Dataset listings of figures:
----

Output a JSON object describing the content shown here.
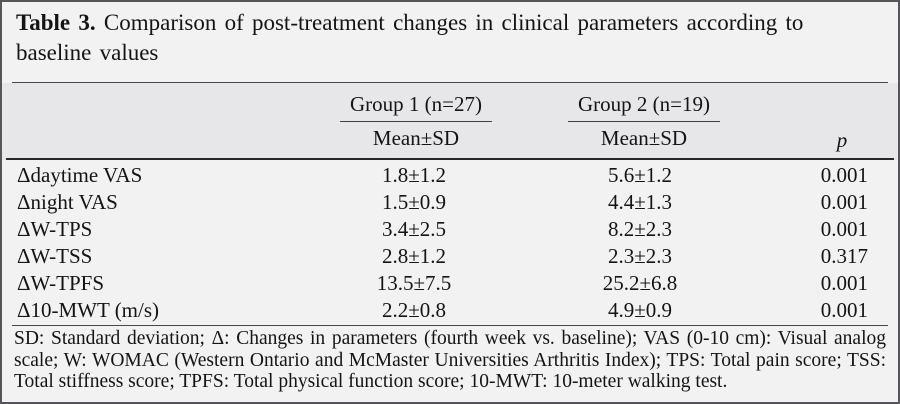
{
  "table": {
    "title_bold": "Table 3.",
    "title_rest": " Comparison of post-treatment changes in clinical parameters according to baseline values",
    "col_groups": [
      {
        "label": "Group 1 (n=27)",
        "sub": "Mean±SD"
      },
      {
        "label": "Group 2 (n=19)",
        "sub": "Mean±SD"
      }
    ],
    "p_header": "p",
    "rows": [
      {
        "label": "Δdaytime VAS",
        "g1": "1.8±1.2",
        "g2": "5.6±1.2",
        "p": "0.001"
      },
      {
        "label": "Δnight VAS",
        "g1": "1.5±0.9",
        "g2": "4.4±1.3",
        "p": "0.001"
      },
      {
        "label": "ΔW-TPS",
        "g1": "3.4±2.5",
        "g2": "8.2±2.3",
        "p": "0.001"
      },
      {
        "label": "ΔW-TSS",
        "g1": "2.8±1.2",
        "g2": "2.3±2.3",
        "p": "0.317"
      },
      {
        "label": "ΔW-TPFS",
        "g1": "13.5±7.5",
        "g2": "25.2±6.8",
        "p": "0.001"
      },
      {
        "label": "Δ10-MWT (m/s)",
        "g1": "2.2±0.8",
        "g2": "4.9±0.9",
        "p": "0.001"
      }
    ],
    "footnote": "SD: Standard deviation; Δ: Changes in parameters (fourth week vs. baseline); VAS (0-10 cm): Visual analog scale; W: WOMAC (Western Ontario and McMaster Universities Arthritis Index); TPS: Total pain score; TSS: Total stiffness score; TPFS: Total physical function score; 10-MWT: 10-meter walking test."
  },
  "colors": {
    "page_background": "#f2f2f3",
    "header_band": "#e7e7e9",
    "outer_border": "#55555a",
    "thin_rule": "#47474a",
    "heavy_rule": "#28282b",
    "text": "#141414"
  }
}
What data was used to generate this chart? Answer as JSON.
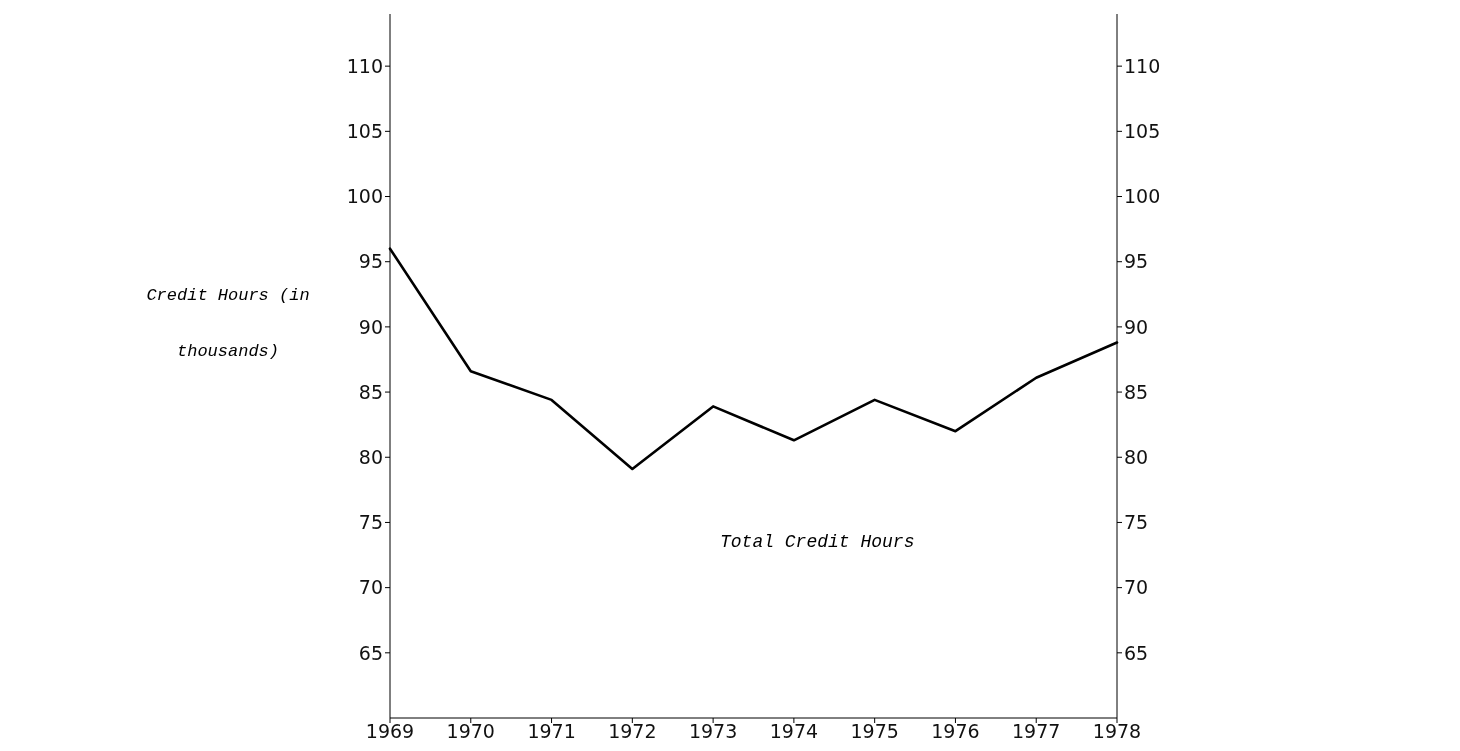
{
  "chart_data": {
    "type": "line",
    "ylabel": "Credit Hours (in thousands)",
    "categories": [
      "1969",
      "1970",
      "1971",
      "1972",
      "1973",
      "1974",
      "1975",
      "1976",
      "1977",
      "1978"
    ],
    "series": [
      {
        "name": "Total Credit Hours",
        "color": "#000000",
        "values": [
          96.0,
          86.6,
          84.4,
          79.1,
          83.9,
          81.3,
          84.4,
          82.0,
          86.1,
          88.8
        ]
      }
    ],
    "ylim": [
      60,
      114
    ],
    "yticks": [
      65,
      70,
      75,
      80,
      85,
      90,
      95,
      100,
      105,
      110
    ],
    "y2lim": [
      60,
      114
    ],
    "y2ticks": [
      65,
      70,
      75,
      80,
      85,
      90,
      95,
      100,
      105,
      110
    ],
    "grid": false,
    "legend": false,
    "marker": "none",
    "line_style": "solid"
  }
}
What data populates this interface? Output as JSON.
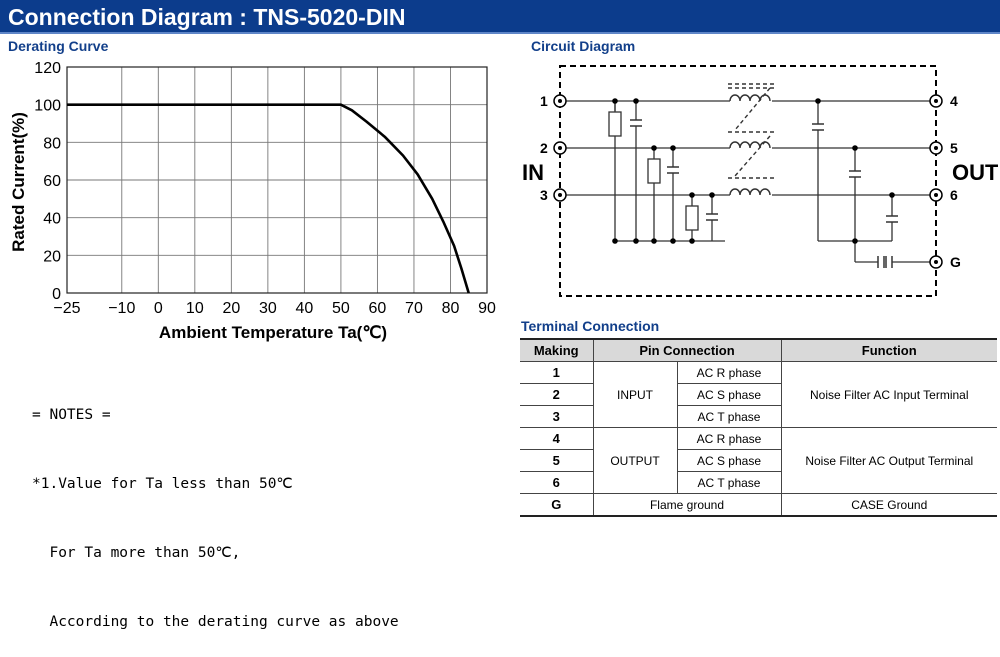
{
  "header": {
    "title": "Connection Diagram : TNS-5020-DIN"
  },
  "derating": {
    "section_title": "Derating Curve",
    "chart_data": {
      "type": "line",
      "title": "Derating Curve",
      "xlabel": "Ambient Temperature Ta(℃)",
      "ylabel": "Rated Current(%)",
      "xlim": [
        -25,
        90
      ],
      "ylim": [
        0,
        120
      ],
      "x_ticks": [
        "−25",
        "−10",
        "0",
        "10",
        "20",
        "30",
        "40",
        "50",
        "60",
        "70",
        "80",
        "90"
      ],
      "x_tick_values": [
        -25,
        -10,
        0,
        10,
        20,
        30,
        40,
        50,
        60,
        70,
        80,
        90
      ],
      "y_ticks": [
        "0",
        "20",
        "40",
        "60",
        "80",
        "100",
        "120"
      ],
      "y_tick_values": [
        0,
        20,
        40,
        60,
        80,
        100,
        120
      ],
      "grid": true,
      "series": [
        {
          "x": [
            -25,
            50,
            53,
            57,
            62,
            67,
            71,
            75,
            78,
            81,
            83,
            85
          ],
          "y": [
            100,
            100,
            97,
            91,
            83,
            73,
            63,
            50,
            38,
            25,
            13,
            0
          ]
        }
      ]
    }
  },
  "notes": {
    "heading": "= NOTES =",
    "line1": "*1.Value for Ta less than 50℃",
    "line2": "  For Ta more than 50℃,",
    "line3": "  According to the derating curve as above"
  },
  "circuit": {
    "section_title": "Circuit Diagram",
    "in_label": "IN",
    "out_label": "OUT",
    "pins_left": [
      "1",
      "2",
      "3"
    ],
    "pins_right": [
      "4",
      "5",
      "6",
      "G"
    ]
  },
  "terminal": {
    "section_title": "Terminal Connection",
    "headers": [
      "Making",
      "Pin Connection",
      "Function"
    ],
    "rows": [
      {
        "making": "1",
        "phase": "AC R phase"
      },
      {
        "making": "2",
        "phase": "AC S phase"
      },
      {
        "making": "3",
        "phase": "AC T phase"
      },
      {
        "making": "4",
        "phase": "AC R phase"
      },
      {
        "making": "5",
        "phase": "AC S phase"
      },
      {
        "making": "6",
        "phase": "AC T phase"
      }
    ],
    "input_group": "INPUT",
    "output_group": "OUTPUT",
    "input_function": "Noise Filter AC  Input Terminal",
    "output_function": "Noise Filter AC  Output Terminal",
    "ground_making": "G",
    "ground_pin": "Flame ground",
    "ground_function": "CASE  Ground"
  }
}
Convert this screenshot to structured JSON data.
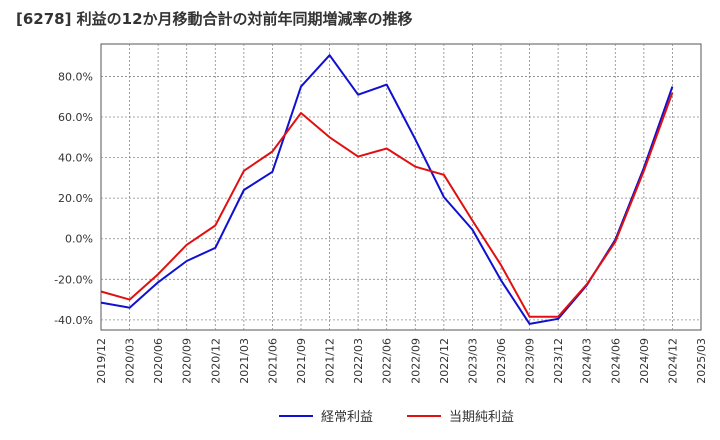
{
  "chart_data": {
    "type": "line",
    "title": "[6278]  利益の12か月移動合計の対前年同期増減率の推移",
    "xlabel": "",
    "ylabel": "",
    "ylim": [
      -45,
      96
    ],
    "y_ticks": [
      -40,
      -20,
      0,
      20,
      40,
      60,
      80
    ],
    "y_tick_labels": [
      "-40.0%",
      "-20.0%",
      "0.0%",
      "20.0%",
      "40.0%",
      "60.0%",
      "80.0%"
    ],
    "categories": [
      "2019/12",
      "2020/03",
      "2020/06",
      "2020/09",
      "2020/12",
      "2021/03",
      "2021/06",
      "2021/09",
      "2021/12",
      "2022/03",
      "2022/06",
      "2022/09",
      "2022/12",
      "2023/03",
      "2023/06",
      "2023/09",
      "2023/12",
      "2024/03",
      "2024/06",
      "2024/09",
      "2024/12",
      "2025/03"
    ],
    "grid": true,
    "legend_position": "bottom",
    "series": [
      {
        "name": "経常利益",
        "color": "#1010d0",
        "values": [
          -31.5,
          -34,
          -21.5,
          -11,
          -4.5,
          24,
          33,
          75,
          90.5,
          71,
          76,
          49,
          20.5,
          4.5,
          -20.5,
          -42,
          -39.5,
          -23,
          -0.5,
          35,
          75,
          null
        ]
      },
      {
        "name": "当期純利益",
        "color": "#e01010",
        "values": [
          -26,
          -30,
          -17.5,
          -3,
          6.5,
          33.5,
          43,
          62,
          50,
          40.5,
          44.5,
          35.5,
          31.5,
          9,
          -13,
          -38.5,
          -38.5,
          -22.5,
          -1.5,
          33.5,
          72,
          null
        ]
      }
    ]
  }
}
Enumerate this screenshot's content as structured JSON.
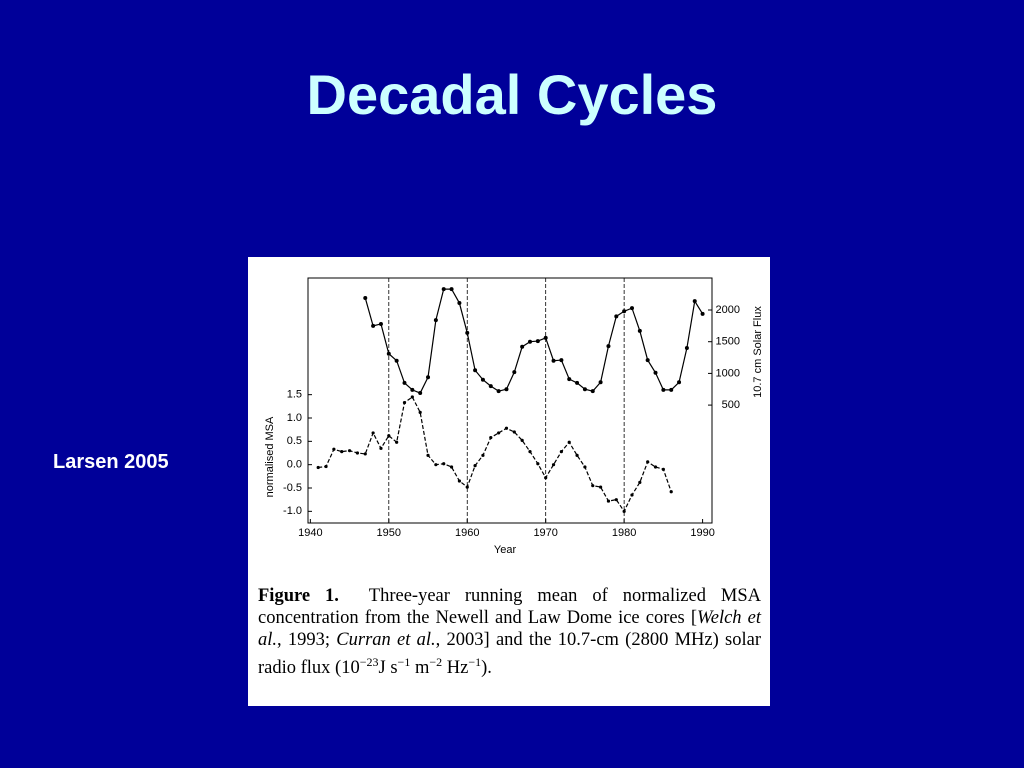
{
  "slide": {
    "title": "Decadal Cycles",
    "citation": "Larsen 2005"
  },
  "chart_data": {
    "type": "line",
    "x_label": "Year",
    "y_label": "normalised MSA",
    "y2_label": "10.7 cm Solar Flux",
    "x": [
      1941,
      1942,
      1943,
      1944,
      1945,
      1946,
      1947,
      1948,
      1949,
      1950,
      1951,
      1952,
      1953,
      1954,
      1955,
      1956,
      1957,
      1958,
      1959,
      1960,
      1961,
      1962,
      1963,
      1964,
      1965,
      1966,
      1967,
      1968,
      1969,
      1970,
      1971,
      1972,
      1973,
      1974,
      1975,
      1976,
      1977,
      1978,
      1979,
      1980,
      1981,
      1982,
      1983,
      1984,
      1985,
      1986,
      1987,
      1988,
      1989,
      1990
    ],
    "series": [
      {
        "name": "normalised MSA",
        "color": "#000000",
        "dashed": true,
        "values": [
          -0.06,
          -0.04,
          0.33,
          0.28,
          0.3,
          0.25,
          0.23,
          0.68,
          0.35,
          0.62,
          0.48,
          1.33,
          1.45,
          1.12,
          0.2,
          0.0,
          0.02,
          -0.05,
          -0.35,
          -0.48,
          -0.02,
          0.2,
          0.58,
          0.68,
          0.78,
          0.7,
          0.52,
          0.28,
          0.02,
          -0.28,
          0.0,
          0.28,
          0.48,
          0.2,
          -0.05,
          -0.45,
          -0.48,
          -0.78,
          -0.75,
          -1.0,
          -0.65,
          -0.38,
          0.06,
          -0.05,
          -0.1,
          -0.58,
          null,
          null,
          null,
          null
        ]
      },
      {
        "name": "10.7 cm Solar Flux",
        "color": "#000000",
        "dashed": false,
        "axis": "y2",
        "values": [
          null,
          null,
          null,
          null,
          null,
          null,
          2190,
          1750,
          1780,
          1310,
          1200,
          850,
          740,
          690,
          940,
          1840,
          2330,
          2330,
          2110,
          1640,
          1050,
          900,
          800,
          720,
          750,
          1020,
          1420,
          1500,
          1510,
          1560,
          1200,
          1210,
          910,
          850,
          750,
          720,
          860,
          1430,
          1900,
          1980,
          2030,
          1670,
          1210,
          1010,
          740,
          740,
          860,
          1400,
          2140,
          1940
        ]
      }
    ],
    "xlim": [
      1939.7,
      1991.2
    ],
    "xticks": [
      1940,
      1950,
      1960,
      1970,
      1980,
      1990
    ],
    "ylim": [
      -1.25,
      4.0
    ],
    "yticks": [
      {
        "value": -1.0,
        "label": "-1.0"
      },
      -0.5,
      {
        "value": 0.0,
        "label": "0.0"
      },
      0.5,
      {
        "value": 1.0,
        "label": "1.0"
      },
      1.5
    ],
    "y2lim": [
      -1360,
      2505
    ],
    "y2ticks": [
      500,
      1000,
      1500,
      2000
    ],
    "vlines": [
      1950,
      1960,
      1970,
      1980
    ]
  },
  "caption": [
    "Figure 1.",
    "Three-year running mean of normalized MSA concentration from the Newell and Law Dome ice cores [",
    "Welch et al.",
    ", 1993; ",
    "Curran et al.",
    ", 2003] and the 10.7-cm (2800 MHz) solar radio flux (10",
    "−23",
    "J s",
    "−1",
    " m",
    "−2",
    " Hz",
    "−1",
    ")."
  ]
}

----

AIM: Pick out each line above that includes "this" and show it.

REPLY:
What data was used to generate this chart? Answer as JSON.
What data populates this interface? Output as JSON.
Convert this screenshot to structured JSON data.
Enumerate this screenshot's content as structured JSON.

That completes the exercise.